— REQUIRED WORK —
Extract every entry word for word.

>>>>>

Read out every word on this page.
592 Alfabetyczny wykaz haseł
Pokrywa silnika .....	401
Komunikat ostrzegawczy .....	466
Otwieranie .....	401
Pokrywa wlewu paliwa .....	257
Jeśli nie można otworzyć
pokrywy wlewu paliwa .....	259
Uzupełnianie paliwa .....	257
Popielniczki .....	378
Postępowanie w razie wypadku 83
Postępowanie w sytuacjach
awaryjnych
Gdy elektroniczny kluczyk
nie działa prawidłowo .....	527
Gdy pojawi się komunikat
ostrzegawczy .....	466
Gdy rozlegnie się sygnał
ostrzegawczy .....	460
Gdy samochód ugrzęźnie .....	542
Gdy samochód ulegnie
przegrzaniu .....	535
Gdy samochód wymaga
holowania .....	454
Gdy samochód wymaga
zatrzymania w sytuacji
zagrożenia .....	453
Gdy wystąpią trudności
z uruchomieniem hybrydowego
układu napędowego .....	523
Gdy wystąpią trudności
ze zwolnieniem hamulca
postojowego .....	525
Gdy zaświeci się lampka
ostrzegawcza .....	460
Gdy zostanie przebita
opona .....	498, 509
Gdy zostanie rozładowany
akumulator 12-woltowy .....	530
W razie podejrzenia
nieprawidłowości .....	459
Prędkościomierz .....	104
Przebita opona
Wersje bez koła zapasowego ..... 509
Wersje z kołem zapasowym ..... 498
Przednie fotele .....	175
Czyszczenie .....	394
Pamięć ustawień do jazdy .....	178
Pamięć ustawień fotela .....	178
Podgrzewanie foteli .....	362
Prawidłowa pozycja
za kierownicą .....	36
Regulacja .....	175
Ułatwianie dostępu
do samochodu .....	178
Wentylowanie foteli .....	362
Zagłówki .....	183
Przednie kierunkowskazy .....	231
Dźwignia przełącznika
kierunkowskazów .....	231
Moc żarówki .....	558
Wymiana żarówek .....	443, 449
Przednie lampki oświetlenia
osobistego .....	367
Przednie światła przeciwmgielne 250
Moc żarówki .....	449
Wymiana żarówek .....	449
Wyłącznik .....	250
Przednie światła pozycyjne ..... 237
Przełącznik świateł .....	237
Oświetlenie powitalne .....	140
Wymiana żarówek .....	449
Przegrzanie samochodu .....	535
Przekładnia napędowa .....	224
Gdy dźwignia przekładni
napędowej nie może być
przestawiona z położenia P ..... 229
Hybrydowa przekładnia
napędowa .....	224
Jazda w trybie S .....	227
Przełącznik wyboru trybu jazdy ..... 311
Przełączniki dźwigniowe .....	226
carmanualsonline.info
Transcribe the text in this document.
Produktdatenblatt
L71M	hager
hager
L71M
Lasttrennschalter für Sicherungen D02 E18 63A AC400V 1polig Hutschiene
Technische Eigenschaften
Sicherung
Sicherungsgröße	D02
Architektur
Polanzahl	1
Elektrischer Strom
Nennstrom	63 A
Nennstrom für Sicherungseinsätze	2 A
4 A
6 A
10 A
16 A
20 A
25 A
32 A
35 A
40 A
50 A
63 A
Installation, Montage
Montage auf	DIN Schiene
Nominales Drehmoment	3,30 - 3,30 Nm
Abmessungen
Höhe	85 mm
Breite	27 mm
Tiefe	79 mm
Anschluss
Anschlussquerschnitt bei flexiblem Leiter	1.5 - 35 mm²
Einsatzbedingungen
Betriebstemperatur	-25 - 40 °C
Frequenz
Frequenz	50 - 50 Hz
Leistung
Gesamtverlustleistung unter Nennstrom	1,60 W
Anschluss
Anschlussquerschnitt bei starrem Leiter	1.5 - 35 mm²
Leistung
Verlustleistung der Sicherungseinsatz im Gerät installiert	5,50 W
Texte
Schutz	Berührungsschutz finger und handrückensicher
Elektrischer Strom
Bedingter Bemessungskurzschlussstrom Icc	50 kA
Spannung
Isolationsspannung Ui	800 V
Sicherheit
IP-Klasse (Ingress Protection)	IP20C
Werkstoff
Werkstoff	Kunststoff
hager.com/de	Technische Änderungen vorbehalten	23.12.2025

<<<<<

— WRITTEN ANSWER —
Read out every word on this page.
592 Alfabetyczny wykaz haseł
Pokrywa silnika .....	401
Komunikat ostrzegawczy .....	466
Otwieranie .....	401
Pokrywa wlewu paliwa .....	257
Jeśli nie można otworzyć
pokrywy wlewu paliwa .....	259
Uzupełnianie paliwa .....	257
Popielniczki .....	378
Postępowanie w razie wypadku 83
Postępowanie w sytuacjach
awaryjnych
Gdy elektroniczny kluczyk
nie działa prawidłowo .....	527
Gdy pojawi się komunikat
ostrzegawczy .....	466
Gdy rozlegnie się sygnał
ostrzegawczy .....	460
Gdy samochód ugrzęźnie .....	542
Gdy samochód ulegnie
przegrzaniu .....	535
Gdy samochód wymaga
holowania .....	454
Gdy samochód wymaga
zatrzymania w sytuacji
zagrożenia .....	453
Gdy wystąpią trudności
z uruchomieniem hybrydowego
układu napędowego .....	523
Gdy wystąpią trudności
ze zwolnieniem hamulca
postojowego .....	525
Gdy zaświeci się lampka
ostrzegawcza .....	460
Gdy zostanie przebita
opona .....	498, 509
Gdy zostanie rozładowany
akumulator 12-woltowy .....	530
W razie podejrzenia
nieprawidłowości .....	459
Prędkościomierz .....	104
Przebita opona
Wersje bez koła zapasowego ..... 509
Wersje z kołem zapasowym ..... 498
Przednie fotele .....	175
Czyszczenie .....	394
Pamięć ustawień do jazdy .....	178
Pamięć ustawień fotela .....	178
Podgrzewanie foteli .....	362
Prawidłowa pozycja
za kierownicą .....	36
Regulacja .....	175
Ułatwianie dostępu
do samochodu .....	178
Wentylowanie foteli .....	362
Zagłówki .....	183
Przednie kierunkowskazy .....	231
Dźwignia przełącznika
kierunkowskazów .....	231
Moc żarówki .....	558
Wymiana żarówek .....	443, 449
Przednie lampki oświetlenia
osobistego .....	367
Przednie światła przeciwmgielne 250
Moc żarówki .....	449
Wymiana żarówek .....	449
Wyłącznik .....	250
Przednie światła pozycyjne ..... 237
Przełącznik świateł .....	237
Oświetlenie powitalne .....	140
Wymiana żarówek .....	449
Przegrzanie samochodu .....	535
Przekładnia napędowa .....	224
Gdy dźwignia przekładni
napędowej nie może być
przestawiona z położenia P ..... 229
Hybrydowa przekładnia
napędowa .....	224
Jazda w trybie S .....	227
Przełącznik wyboru trybu jazdy ..... 311
Przełączniki dźwigniowe .....	226
carmanualsonline.info
Transcribe the text in this document.
Produktdatenblatt
L71M	hager
hager
L71M
Lasttrennschalter für Sicherungen D02 E18 63A AC400V 1polig Hutschiene
Technische Eigenschaften
Sicherung
Sicherungsgröße	D02
Architektur
Polanzahl	1
Elektrischer Strom
Nennstrom	63 A
Nennstrom für Sicherungseinsätze	2 A
4 A
6 A
10 A
16 A
20 A
25 A
32 A
35 A
40 A
50 A
63 A
Installation, Montage
Montage auf	DIN Schiene
Nominales Drehmoment	3,30 - 3,30 Nm
Abmessungen
Höhe	85 mm
Breite	27 mm
Tiefe	79 mm
Anschluss
Anschlussquerschnitt bei flexiblem Leiter	1.5 - 35 mm²
Einsatzbedingungen
Betriebstemperatur	-25 - 40 °C
Frequenz
Frequenz	50 - 50 Hz
Leistung
Gesamtverlustleistung unter Nennstrom	1,60 W
Anschluss
Anschlussquerschnitt bei starrem Leiter	1.5 - 35 mm²
Leistung
Verlustleistung der Sicherungseinsatz im Gerät installiert	5,50 W
Texte
Schutz	Berührungsschutz finger und handrückensicher
Elektrischer Strom
Bedingter Bemessungskurzschlussstrom Icc	50 kA
Spannung
Isolationsspannung Ui	800 V
Sicherheit
IP-Klasse (Ingress Protection)	IP20C
Werkstoff
Werkstoff	Kunststoff
hager.com/de	Technische Änderungen vorbehalten	23.12.2025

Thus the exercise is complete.